> [Directive]:
Copy each line of the material below that includes the string "type".

(Records about charts and figures)
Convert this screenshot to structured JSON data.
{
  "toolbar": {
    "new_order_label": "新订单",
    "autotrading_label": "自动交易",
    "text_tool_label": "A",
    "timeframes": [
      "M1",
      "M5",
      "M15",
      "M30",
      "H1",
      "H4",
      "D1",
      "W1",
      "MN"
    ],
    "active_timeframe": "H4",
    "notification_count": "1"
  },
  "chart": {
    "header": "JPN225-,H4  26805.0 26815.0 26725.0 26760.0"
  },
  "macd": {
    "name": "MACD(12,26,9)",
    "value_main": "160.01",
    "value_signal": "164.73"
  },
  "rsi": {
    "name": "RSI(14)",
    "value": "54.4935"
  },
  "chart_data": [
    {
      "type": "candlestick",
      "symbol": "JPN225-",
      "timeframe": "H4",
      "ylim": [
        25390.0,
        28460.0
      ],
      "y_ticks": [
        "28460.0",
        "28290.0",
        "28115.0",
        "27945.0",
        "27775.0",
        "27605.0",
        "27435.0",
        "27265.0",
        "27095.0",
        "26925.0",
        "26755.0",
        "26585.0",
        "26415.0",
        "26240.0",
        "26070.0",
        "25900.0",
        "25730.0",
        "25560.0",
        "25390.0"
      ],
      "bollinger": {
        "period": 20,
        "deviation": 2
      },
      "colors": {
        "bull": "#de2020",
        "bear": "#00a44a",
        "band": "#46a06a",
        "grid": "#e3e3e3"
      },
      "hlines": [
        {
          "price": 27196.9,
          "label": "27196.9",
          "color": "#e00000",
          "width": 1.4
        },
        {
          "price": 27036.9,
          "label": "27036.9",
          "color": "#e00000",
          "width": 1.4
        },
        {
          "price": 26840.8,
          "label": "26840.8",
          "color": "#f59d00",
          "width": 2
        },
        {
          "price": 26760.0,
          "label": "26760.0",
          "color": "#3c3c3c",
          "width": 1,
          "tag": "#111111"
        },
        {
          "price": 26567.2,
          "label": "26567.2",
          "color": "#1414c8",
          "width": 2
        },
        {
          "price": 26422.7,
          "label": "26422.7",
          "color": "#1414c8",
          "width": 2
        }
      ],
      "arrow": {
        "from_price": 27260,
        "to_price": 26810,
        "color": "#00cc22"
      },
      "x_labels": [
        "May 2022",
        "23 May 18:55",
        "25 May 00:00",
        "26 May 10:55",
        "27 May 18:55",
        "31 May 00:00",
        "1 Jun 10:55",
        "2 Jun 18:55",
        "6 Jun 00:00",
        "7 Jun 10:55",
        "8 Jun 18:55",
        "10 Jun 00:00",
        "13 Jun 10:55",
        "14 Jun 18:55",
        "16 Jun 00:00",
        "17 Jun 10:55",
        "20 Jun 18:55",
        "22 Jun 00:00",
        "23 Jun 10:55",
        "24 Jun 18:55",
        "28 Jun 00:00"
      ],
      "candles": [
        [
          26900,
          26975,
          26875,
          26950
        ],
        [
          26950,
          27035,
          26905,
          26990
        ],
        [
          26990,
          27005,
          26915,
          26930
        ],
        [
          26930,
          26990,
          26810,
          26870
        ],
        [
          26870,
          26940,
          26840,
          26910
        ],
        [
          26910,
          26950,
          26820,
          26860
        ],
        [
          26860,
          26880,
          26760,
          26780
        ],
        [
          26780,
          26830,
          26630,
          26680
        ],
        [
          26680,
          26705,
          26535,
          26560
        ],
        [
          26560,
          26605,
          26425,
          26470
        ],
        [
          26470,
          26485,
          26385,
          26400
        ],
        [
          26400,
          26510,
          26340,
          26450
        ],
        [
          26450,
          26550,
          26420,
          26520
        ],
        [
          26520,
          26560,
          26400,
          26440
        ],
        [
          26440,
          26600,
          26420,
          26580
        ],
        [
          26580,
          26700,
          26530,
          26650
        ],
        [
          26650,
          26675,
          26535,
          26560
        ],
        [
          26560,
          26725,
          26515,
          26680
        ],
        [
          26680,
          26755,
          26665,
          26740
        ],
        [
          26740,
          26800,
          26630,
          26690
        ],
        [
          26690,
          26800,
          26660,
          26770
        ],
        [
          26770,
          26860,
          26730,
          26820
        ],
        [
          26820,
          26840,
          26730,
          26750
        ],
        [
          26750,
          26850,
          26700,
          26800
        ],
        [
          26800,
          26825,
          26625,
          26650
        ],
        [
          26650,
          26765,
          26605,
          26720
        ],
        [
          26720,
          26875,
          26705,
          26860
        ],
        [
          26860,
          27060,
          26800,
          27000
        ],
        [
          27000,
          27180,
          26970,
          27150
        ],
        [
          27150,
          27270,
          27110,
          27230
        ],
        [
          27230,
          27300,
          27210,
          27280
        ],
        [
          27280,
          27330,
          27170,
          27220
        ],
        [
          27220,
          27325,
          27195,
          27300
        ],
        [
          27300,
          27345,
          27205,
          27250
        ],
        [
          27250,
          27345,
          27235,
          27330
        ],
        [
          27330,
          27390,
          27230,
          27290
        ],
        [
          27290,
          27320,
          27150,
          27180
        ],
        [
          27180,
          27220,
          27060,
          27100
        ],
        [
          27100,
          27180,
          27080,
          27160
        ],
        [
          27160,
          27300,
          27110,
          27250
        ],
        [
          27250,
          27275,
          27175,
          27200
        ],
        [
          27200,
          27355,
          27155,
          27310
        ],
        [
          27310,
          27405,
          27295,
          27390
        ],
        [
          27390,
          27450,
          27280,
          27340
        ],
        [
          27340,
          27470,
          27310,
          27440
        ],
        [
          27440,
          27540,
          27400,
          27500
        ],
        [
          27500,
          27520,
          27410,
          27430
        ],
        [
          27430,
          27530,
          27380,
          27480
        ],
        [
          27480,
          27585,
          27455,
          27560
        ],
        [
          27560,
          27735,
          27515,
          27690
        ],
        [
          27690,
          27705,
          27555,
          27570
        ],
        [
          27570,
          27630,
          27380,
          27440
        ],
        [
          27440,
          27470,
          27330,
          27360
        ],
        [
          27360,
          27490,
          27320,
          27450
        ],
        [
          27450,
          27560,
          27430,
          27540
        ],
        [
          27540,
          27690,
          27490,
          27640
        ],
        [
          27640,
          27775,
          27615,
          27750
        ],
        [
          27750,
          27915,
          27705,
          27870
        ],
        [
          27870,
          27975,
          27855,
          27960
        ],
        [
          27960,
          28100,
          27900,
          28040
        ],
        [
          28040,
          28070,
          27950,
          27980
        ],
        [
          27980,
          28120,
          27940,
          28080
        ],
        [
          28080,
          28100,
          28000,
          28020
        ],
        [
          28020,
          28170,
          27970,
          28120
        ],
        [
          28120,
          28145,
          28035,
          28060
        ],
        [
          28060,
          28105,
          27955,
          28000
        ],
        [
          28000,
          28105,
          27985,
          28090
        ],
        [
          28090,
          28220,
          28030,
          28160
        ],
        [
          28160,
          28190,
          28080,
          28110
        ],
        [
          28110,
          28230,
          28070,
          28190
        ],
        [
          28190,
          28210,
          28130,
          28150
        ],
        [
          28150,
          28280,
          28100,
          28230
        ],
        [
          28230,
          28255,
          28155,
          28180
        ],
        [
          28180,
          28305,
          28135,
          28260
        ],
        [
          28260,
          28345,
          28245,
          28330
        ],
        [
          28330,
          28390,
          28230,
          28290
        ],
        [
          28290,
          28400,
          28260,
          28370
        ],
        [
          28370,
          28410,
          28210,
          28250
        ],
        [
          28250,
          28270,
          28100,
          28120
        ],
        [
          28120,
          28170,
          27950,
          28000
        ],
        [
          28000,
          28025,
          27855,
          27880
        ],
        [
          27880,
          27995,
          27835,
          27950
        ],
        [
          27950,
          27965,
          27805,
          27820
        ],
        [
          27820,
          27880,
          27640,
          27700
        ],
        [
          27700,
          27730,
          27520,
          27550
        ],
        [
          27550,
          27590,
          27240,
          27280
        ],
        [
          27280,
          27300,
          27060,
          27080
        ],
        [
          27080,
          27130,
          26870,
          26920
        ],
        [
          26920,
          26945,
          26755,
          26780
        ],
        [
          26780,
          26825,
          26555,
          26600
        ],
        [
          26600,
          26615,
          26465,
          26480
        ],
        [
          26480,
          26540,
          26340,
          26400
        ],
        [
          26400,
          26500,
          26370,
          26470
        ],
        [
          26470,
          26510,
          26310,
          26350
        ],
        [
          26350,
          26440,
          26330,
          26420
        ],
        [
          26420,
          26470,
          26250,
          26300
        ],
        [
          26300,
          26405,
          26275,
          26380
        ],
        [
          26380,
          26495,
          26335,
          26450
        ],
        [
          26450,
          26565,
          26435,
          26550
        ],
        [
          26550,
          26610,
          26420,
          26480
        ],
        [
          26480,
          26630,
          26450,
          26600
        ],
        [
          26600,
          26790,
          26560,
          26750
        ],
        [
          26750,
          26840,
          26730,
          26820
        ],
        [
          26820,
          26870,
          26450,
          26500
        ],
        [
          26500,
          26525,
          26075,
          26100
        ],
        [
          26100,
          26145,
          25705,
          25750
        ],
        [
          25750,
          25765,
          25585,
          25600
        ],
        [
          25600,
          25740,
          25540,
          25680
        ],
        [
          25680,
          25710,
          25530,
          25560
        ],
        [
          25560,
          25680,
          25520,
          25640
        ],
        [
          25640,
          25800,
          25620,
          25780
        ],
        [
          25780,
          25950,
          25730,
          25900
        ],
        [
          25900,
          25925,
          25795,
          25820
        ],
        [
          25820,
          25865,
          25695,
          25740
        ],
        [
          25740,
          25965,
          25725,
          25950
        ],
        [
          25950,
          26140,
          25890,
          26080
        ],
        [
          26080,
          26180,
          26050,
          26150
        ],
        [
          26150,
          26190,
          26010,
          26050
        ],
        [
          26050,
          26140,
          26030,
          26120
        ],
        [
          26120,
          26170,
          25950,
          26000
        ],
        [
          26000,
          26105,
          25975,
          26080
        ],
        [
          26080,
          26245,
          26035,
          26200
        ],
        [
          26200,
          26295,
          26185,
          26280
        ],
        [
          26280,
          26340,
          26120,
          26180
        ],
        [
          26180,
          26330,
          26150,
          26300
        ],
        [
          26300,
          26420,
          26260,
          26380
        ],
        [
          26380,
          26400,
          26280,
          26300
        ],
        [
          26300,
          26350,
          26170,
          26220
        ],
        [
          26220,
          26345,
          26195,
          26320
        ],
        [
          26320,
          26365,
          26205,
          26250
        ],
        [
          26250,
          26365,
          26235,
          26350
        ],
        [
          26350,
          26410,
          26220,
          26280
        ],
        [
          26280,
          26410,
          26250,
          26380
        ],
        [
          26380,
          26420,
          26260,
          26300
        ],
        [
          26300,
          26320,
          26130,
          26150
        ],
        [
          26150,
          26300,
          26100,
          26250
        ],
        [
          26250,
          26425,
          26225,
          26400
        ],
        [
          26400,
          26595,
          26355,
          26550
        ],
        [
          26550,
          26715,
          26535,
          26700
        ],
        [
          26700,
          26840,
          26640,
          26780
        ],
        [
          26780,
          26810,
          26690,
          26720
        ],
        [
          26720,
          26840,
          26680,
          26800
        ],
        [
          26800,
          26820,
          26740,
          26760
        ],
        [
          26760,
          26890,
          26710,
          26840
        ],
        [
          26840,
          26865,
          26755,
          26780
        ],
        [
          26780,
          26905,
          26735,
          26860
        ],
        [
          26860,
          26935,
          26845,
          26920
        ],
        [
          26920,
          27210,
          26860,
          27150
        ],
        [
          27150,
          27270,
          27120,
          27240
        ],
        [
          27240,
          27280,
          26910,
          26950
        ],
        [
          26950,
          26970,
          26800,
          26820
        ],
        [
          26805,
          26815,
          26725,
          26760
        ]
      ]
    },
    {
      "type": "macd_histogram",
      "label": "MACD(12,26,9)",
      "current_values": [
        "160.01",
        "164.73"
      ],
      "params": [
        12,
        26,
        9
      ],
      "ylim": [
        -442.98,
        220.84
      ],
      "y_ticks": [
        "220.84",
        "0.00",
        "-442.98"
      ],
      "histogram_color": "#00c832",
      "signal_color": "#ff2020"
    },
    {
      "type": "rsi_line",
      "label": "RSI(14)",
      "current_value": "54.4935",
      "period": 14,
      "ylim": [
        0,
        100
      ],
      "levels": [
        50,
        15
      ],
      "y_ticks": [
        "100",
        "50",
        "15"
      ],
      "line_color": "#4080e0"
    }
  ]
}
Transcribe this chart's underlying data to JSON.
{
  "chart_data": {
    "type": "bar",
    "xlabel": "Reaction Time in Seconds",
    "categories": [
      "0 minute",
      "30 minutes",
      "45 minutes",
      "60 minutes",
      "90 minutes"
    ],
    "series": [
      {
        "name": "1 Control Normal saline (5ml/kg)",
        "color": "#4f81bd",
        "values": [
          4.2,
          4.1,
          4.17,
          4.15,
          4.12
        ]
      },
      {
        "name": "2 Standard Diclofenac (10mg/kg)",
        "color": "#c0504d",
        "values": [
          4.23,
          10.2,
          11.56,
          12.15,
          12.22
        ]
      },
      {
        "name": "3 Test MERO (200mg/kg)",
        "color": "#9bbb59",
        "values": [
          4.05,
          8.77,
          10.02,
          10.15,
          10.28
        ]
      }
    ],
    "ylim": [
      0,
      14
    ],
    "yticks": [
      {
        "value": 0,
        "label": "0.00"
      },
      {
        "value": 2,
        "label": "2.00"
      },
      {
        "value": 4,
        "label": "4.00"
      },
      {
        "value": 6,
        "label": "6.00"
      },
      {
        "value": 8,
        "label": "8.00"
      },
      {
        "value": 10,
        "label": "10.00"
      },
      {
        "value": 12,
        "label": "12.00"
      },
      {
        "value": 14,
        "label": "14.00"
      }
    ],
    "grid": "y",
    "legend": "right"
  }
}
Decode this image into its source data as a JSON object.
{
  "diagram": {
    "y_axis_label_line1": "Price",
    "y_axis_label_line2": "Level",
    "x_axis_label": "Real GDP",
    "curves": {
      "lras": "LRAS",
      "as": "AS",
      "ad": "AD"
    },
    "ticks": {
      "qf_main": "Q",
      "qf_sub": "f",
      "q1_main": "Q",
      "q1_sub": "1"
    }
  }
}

> [Result of the exercise]:
      "type": "candlestick",
      "type": "macd_histogram",
      "type": "rsi_line",
    "type": "bar",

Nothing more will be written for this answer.